Saved data entries
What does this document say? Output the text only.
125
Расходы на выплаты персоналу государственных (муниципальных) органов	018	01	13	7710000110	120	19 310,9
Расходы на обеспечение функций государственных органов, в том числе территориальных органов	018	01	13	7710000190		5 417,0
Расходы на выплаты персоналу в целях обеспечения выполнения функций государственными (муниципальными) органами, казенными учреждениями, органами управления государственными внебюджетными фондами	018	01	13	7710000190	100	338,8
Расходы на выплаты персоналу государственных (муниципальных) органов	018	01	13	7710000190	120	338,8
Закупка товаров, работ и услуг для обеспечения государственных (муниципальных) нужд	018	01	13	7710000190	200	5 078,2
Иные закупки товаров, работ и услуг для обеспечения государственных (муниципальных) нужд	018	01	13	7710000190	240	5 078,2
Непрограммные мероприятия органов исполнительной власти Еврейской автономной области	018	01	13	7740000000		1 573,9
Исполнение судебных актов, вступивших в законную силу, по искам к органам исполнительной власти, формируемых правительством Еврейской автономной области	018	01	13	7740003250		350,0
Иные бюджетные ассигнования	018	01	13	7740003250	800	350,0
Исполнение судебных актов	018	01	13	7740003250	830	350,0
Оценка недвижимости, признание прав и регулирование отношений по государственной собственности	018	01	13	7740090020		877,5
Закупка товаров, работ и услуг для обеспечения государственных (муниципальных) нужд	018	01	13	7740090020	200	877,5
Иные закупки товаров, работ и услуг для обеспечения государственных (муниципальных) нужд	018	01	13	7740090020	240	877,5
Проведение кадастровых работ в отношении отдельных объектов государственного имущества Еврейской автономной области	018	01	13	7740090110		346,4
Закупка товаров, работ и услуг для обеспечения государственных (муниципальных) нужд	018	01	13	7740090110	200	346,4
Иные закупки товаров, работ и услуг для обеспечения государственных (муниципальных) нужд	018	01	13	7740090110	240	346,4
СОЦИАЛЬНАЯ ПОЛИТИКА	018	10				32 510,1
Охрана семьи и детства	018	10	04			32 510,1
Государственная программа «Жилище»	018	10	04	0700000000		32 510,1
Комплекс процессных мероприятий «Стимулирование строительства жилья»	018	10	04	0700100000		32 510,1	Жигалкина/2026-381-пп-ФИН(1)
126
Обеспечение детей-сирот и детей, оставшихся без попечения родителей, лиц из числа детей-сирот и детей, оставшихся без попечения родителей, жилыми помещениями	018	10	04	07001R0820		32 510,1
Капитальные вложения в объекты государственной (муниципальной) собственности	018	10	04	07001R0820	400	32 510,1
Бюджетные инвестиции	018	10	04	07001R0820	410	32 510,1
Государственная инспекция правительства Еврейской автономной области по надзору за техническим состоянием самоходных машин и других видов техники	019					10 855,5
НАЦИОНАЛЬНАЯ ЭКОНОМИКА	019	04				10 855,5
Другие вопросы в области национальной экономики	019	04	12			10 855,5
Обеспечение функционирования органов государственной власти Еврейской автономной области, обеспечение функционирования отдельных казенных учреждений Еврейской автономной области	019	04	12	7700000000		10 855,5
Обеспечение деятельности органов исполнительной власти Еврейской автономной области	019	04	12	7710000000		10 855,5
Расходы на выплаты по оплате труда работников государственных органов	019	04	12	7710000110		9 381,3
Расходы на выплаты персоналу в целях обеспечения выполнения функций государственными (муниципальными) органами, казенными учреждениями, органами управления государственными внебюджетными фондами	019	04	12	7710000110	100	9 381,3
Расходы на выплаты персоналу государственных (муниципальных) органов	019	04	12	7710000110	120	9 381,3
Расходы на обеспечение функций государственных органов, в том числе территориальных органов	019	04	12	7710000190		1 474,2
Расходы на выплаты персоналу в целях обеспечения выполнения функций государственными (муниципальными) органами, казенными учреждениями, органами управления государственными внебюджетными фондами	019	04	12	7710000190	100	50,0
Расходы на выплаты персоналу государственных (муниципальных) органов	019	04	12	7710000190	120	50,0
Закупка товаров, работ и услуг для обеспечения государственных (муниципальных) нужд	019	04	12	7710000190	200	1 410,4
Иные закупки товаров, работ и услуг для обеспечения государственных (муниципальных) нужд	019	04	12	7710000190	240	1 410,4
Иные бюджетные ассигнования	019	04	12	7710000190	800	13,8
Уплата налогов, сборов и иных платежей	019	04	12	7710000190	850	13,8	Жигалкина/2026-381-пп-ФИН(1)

Aim of the exercise - Copy out every line with the word "отдельных".

Answer for the task -
Проведение кадастровых работ в отношении отдельных объектов государственного имущества Еврейской автономной области	018	01	13	7740090110		346,4
Обеспечение функционирования органов государственной власти Еврейской автономной области, обеспечение функционирования отдельных казенных учреждений Еврейской автономной области	019	04	12	7700000000		10 855,5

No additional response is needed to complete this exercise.